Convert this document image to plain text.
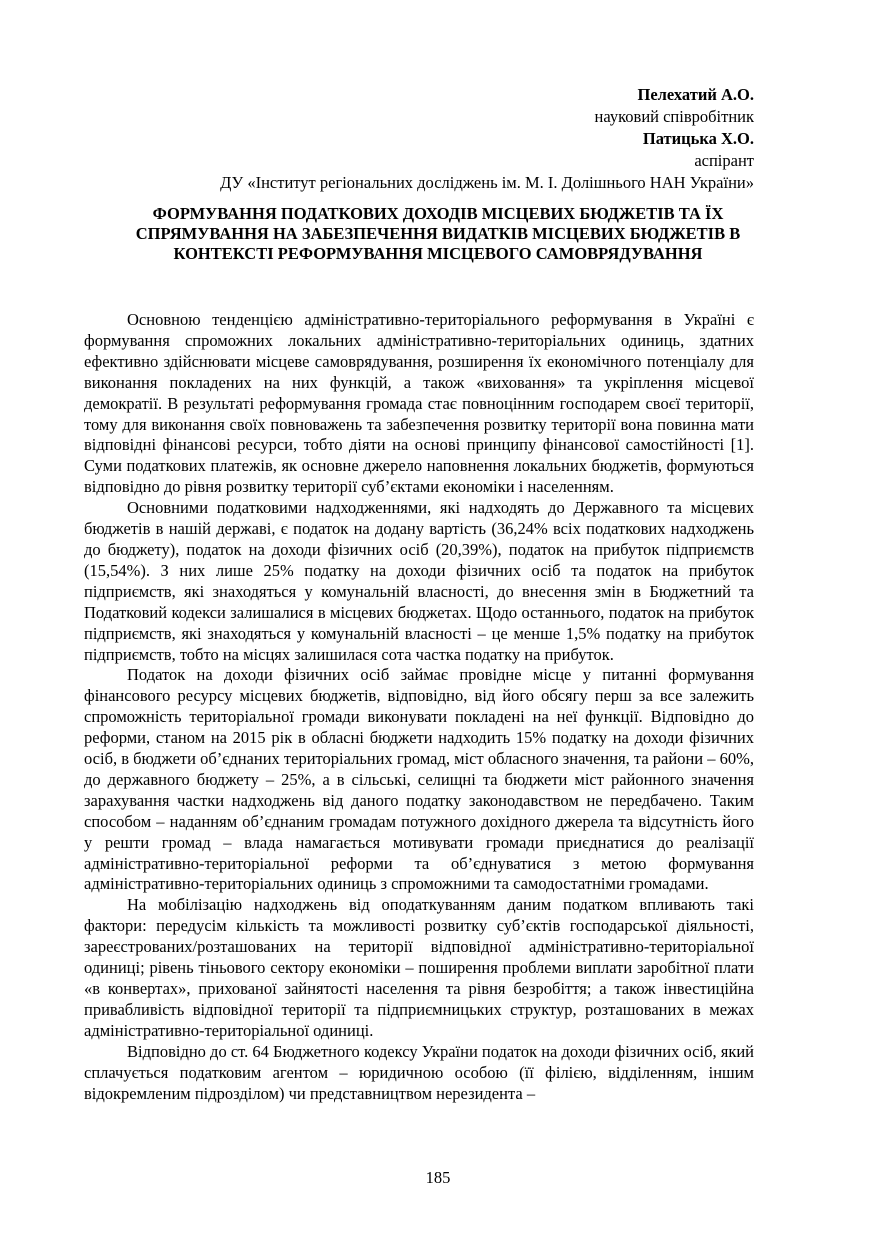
Пелехатий А.О.
науковий співробітник
Патицька Х.О.
аспірант
ДУ «Інститут регіональних досліджень ім. М. І. Долішнього НАН України»
ФОРМУВАННЯ ПОДАТКОВИХ ДОХОДІВ МІСЦЕВИХ БЮДЖЕТІВ ТА ЇХ СПРЯМУВАННЯ НА ЗАБЕЗПЕЧЕННЯ ВИДАТКІВ МІСЦЕВИХ БЮДЖЕТІВ В КОНТЕКСТІ РЕФОРМУВАННЯ МІСЦЕВОГО САМОВРЯДУВАННЯ

Основною тенденцією адміністративно-територіального реформування в Україні є формування спроможних локальних адміністративно-територіальних одиниць, здатних ефективно здійснювати місцеве самоврядування, розширення їх економічного потенціалу для виконання покладених на них функцій, а також «виховання» та укріплення місцевої демократії. В результаті реформування громада стає повноцінним господарем своєї території, тому для виконання своїх повноважень та забезпечення розвитку території вона повинна мати відповідні фінансові ресурси, тобто діяти на основі принципу фінансової самостійності [1]. Суми податкових платежів, як основне джерело наповнення локальних бюджетів, формуються відповідно до рівня розвитку території суб’єктами економіки і населенням.

Основними податковими надходженнями, які надходять до Державного та місцевих бюджетів в нашій державі, є податок на додану вартість (36,24% всіх податкових надходжень до бюджету), податок на доходи фізичних осіб (20,39%), податок на прибуток підприємств (15,54%). З них лише 25% податку на доходи фізичних осіб та податок на прибуток підприємств, які знаходяться у комунальній власності, до внесення змін в Бюджетний та Податковий кодекси залишалися в місцевих бюджетах. Щодо останнього, податок на прибуток підприємств, які знаходяться у комунальній власності – це менше 1,5% податку на прибуток підприємств, тобто на місцях залишилася сота частка податку на прибуток.

Податок на доходи фізичних осіб займає провідне місце у питанні формування фінансового ресурсу місцевих бюджетів, відповідно, від його обсягу перш за все залежить спроможність територіальної громади виконувати покладені на неї функції. Відповідно до реформи, станом на 2015 рік в обласні бюджети надходить 15% податку на доходи фізичних осіб, в бюджети об’єднаних територіальних громад, міст обласного значення, та райони – 60%, до державного бюджету – 25%, а в сільські, селищні та бюджети міст районного значення зарахування частки надходжень від даного податку законодавством не передбачено. Таким способом – наданням об’єднаним громадам потужного дохідного джерела та відсутність його у решти громад – влада намагається мотивувати громади приєднатися до реалізації адміністративно-територіальної реформи та об’єднуватися з метою формування адміністративно-територіальних одиниць з спроможними та самодостатніми громадами.

На мобілізацію надходжень від оподаткуванням даним податком впливають такі фактори: передусім кількість та можливості розвитку суб’єктів господарської діяльності, зареєстрованих/розташованих на території відповідної адміністративно-територіальної одиниці; рівень тіньового сектору економіки – поширення проблеми виплати заробітної плати «в конвертах», прихованої зайнятості населення та рівня безробіття; а також інвестиційна привабливість відповідної території та підприємницьких структур, розташованих в межах адміністративно-територіальної одиниці.

Відповідно до ст. 64 Бюджетного кодексу України податок на доходи фізичних осіб, який сплачується податковим агентом – юридичною особою (її філією, відділенням, іншим відокремленим підрозділом) чи представництвом нерезидента –

185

#####

» WHAT TO DO
Write out every record above exactly as it stands, but leave out the pictures.

» WRITTEN SOLUTION
Convert this document image to plain text.
Пелехатий А.О.
науковий співробітник
Патицька Х.О.
аспірант
ДУ «Інститут регіональних досліджень ім. М. І. Долішнього НАН України»
ФОРМУВАННЯ ПОДАТКОВИХ ДОХОДІВ МІСЦЕВИХ БЮДЖЕТІВ ТА ЇХ СПРЯМУВАННЯ НА ЗАБЕЗПЕЧЕННЯ ВИДАТКІВ МІСЦЕВИХ БЮДЖЕТІВ В КОНТЕКСТІ РЕФОРМУВАННЯ МІСЦЕВОГО САМОВРЯДУВАННЯ

Основною тенденцією адміністративно-територіального реформування в Україні є формування спроможних локальних адміністративно-територіальних одиниць, здатних ефективно здійснювати місцеве самоврядування, розширення їх економічного потенціалу для виконання покладених на них функцій, а також «виховання» та укріплення місцевої демократії. В результаті реформування громада стає повноцінним господарем своєї території, тому для виконання своїх повноважень та забезпечення розвитку території вона повинна мати відповідні фінансові ресурси, тобто діяти на основі принципу фінансової самостійності [1]. Суми податкових платежів, як основне джерело наповнення локальних бюджетів, формуються відповідно до рівня розвитку території суб’єктами економіки і населенням.

Основними податковими надходженнями, які надходять до Державного та місцевих бюджетів в нашій державі, є податок на додану вартість (36,24% всіх податкових надходжень до бюджету), податок на доходи фізичних осіб (20,39%), податок на прибуток підприємств (15,54%). З них лише 25% податку на доходи фізичних осіб та податок на прибуток підприємств, які знаходяться у комунальній власності, до внесення змін в Бюджетний та Податковий кодекси залишалися в місцевих бюджетах. Щодо останнього, податок на прибуток підприємств, які знаходяться у комунальній власності – це менше 1,5% податку на прибуток підприємств, тобто на місцях залишилася сота частка податку на прибуток.

Податок на доходи фізичних осіб займає провідне місце у питанні формування фінансового ресурсу місцевих бюджетів, відповідно, від його обсягу перш за все залежить спроможність територіальної громади виконувати покладені на неї функції. Відповідно до реформи, станом на 2015 рік в обласні бюджети надходить 15% податку на доходи фізичних осіб, в бюджети об’єднаних територіальних громад, міст обласного значення, та райони – 60%, до державного бюджету – 25%, а в сільські, селищні та бюджети міст районного значення зарахування частки надходжень від даного податку законодавством не передбачено. Таким способом – наданням об’єднаним громадам потужного дохідного джерела та відсутність його у решти громад – влада намагається мотивувати громади приєднатися до реалізації адміністративно-територіальної реформи та об’єднуватися з метою формування адміністративно-територіальних одиниць з спроможними та самодостатніми громадами.

На мобілізацію надходжень від оподаткуванням даним податком впливають такі фактори: передусім кількість та можливості розвитку суб’єктів господарської діяльності, зареєстрованих/розташованих на території відповідної адміністративно-територіальної одиниці; рівень тіньового сектору економіки – поширення проблеми виплати заробітної плати «в конвертах», прихованої зайнятості населення та рівня безробіття; а також інвестиційна привабливість відповідної території та підприємницьких структур, розташованих в межах адміністративно-територіальної одиниці.

Відповідно до ст. 64 Бюджетного кодексу України податок на доходи фізичних осіб, який сплачується податковим агентом – юридичною особою (її філією, відділенням, іншим відокремленим підрозділом) чи представництвом нерезидента –

185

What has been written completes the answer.